--- Material shown ---
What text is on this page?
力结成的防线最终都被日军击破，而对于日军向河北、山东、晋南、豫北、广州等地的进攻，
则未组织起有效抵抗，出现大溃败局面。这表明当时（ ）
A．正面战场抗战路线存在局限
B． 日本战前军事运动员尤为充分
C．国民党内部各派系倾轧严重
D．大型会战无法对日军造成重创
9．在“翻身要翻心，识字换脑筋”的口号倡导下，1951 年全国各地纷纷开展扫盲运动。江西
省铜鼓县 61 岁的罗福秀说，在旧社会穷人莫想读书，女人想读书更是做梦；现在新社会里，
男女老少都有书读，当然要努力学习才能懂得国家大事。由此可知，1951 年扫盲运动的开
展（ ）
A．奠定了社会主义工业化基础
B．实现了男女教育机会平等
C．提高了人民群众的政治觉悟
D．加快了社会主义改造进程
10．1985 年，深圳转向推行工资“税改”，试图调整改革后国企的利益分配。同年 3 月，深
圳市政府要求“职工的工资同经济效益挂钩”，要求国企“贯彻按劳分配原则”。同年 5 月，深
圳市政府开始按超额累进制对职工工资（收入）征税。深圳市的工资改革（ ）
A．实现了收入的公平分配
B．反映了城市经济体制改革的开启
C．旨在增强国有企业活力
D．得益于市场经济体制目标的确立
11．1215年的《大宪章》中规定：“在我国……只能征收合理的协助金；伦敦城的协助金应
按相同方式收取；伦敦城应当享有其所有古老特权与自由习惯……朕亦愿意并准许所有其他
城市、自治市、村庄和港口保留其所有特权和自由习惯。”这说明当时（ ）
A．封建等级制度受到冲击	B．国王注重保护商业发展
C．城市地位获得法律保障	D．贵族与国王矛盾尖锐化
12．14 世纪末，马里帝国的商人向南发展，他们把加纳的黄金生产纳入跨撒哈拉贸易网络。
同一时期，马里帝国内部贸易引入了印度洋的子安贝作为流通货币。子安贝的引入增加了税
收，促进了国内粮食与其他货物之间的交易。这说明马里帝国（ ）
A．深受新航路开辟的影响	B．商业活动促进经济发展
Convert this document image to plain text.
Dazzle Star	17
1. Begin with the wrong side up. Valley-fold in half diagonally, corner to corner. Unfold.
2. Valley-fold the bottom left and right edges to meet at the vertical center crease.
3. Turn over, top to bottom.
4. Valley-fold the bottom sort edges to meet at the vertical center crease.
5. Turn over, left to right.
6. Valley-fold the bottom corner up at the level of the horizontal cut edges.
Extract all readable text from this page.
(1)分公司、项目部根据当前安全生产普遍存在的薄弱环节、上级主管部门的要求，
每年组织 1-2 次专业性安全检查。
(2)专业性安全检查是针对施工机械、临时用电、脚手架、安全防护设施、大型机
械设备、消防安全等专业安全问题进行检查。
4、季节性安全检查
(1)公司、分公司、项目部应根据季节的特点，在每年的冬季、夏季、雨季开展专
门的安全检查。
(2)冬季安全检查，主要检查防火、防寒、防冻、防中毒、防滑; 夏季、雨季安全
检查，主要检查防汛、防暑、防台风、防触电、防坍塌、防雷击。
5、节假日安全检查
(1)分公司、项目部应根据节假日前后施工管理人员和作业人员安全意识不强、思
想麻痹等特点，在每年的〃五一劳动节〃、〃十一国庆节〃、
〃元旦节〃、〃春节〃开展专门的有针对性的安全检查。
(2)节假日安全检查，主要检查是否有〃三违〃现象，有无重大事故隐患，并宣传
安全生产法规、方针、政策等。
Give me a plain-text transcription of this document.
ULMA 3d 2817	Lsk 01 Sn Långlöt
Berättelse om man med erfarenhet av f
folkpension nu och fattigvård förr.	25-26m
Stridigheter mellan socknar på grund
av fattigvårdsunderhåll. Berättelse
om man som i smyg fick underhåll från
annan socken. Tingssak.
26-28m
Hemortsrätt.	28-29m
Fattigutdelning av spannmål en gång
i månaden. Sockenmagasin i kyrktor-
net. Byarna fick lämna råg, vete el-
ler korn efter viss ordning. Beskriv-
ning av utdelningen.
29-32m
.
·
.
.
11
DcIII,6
---
* _Description of the task_
Output the listing above exactly as it appears.

* _Exercise result_
What text is on this page?
力结成的防线最终都被日军击破，而对于日军向河北、山东、晋南、豫北、广州等地的进攻，
则未组织起有效抵抗，出现大溃败局面。这表明当时（ ）
A．正面战场抗战路线存在局限
B． 日本战前军事运动员尤为充分
C．国民党内部各派系倾轧严重
D．大型会战无法对日军造成重创
9．在“翻身要翻心，识字换脑筋”的口号倡导下，1951 年全国各地纷纷开展扫盲运动。江西
省铜鼓县 61 岁的罗福秀说，在旧社会穷人莫想读书，女人想读书更是做梦；现在新社会里，
男女老少都有书读，当然要努力学习才能懂得国家大事。由此可知，1951 年扫盲运动的开
展（ ）
A．奠定了社会主义工业化基础
B．实现了男女教育机会平等
C．提高了人民群众的政治觉悟
D．加快了社会主义改造进程
10．1985 年，深圳转向推行工资“税改”，试图调整改革后国企的利益分配。同年 3 月，深
圳市政府要求“职工的工资同经济效益挂钩”，要求国企“贯彻按劳分配原则”。同年 5 月，深
圳市政府开始按超额累进制对职工工资（收入）征税。深圳市的工资改革（ ）
A．实现了收入的公平分配
B．反映了城市经济体制改革的开启
C．旨在增强国有企业活力
D．得益于市场经济体制目标的确立
11．1215年的《大宪章》中规定：“在我国……只能征收合理的协助金；伦敦城的协助金应
按相同方式收取；伦敦城应当享有其所有古老特权与自由习惯……朕亦愿意并准许所有其他
城市、自治市、村庄和港口保留其所有特权和自由习惯。”这说明当时（ ）
A．封建等级制度受到冲击	B．国王注重保护商业发展
C．城市地位获得法律保障	D．贵族与国王矛盾尖锐化
12．14 世纪末，马里帝国的商人向南发展，他们把加纳的黄金生产纳入跨撒哈拉贸易网络。
同一时期，马里帝国内部贸易引入了印度洋的子安贝作为流通货币。子安贝的引入增加了税
收，促进了国内粮食与其他货物之间的交易。这说明马里帝国（ ）
A．深受新航路开辟的影响	B．商业活动促进经济发展
Convert this document image to plain text.
Dazzle Star	17
1. Begin with the wrong side up. Valley-fold in half diagonally, corner to corner. Unfold.
2. Valley-fold the bottom left and right edges to meet at the vertical center crease.
3. Turn over, top to bottom.
4. Valley-fold the bottom sort edges to meet at the vertical center crease.
5. Turn over, left to right.
6. Valley-fold the bottom corner up at the level of the horizontal cut edges.
Extract all readable text from this page.
(1)分公司、项目部根据当前安全生产普遍存在的薄弱环节、上级主管部门的要求，
每年组织 1-2 次专业性安全检查。
(2)专业性安全检查是针对施工机械、临时用电、脚手架、安全防护设施、大型机
械设备、消防安全等专业安全问题进行检查。
4、季节性安全检查
(1)公司、分公司、项目部应根据季节的特点，在每年的冬季、夏季、雨季开展专
门的安全检查。
(2)冬季安全检查，主要检查防火、防寒、防冻、防中毒、防滑; 夏季、雨季安全
检查，主要检查防汛、防暑、防台风、防触电、防坍塌、防雷击。
5、节假日安全检查
(1)分公司、项目部应根据节假日前后施工管理人员和作业人员安全意识不强、思
想麻痹等特点，在每年的〃五一劳动节〃、〃十一国庆节〃、
〃元旦节〃、〃春节〃开展专门的有针对性的安全检查。
(2)节假日安全检查，主要检查是否有〃三违〃现象，有无重大事故隐患，并宣传
安全生产法规、方针、政策等。
Give me a plain-text transcription of this document.
ULMA 3d 2817	Lsk 01 Sn Långlöt
Berättelse om man med erfarenhet av f
folkpension nu och fattigvård förr.	25-26m
Stridigheter mellan socknar på grund
av fattigvårdsunderhåll. Berättelse
om man som i smyg fick underhåll från
annan socken. Tingssak.
26-28m
Hemortsrätt.	28-29m
Fattigutdelning av spannmål en gång
i månaden. Sockenmagasin i kyrktor-
net. Byarna fick lämna råg, vete el-
ler korn efter viss ordning. Beskriv-
ning av utdelningen.
29-32m
.
·
.
.
11
DcIII,6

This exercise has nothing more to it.